-- start Record excerpts --

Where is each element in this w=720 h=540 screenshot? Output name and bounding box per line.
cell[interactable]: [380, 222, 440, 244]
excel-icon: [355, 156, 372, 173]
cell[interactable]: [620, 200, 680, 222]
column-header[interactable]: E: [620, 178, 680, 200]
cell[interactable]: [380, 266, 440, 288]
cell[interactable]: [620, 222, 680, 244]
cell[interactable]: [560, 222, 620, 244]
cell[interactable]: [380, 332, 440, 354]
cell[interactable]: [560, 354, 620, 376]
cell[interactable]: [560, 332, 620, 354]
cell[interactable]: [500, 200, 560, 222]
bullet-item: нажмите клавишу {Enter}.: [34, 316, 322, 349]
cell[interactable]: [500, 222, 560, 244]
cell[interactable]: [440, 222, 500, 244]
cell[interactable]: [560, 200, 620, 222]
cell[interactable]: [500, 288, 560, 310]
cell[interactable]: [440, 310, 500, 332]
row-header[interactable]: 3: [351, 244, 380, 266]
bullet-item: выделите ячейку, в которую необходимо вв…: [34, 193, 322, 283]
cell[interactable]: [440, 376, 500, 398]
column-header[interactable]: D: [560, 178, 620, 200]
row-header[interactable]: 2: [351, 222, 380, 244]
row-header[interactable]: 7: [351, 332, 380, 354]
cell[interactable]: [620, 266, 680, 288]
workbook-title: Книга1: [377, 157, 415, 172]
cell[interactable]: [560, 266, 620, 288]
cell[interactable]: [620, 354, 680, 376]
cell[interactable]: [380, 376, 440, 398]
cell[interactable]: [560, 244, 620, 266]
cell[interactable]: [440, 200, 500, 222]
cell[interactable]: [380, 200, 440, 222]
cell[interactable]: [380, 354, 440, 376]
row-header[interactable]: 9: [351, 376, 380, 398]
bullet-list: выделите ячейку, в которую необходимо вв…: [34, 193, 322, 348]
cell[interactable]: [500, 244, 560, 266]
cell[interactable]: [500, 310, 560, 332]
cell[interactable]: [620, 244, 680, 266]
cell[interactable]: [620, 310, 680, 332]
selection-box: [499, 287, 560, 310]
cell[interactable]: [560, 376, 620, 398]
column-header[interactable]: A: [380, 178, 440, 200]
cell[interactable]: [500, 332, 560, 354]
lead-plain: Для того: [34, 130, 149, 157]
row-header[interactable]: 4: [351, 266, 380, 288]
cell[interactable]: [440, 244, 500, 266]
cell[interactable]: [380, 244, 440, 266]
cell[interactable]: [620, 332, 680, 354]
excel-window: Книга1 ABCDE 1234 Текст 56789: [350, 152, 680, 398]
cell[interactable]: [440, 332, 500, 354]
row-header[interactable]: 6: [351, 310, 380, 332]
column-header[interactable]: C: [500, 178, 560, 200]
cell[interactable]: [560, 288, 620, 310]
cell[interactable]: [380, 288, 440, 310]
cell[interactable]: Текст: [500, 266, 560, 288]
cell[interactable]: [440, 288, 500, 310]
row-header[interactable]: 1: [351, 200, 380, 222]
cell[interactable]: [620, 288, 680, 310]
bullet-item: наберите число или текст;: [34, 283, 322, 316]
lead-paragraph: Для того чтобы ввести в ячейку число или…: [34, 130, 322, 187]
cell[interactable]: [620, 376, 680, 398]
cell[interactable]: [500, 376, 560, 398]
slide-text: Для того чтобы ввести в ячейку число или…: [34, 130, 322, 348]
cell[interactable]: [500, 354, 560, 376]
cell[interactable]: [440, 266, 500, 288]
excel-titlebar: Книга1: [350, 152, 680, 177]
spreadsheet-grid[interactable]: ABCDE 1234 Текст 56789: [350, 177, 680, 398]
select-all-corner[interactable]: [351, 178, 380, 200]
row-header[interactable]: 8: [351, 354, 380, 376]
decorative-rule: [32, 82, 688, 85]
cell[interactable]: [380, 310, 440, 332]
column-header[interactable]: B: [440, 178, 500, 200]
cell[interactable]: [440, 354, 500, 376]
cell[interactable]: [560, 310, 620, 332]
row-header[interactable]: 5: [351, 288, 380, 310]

-- end Record excerpts --
-- start Record excerpts --

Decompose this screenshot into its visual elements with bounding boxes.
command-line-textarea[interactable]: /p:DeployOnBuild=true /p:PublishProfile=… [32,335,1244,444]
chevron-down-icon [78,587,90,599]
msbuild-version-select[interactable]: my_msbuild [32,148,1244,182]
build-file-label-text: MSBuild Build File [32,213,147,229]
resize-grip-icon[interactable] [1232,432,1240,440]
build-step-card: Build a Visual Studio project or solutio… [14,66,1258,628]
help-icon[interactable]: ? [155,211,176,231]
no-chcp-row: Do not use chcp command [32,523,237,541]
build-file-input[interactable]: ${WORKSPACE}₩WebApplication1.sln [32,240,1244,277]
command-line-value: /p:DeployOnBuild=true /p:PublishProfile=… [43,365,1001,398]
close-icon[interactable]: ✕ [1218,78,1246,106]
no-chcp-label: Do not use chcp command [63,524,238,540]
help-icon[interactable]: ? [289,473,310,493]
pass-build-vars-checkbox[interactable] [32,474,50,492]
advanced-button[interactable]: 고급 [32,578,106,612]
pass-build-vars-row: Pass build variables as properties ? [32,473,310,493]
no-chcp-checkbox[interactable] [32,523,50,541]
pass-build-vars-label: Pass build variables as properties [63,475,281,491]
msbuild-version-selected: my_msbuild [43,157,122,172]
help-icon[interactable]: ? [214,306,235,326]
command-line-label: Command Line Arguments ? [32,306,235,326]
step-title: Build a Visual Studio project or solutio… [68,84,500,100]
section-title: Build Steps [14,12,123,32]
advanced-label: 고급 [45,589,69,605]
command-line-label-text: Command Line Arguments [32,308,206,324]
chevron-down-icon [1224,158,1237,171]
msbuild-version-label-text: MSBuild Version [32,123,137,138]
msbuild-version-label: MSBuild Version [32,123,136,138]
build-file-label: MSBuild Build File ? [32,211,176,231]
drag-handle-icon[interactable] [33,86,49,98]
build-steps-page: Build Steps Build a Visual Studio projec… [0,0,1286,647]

-- end Record excerpts --

Exercise brief :: Reproduce word for word the stretch of the data from the line containing "Where is each" through the line containing "column-header[interactable]: E: [620, 178, 680, 200]".

Solution for this task ::
Where is each element in this w=720 h=540 screenshot? Output name and bounding box per line.
cell[interactable]: [380, 222, 440, 244]
excel-icon: [355, 156, 372, 173]
cell[interactable]: [620, 200, 680, 222]
column-header[interactable]: E: [620, 178, 680, 200]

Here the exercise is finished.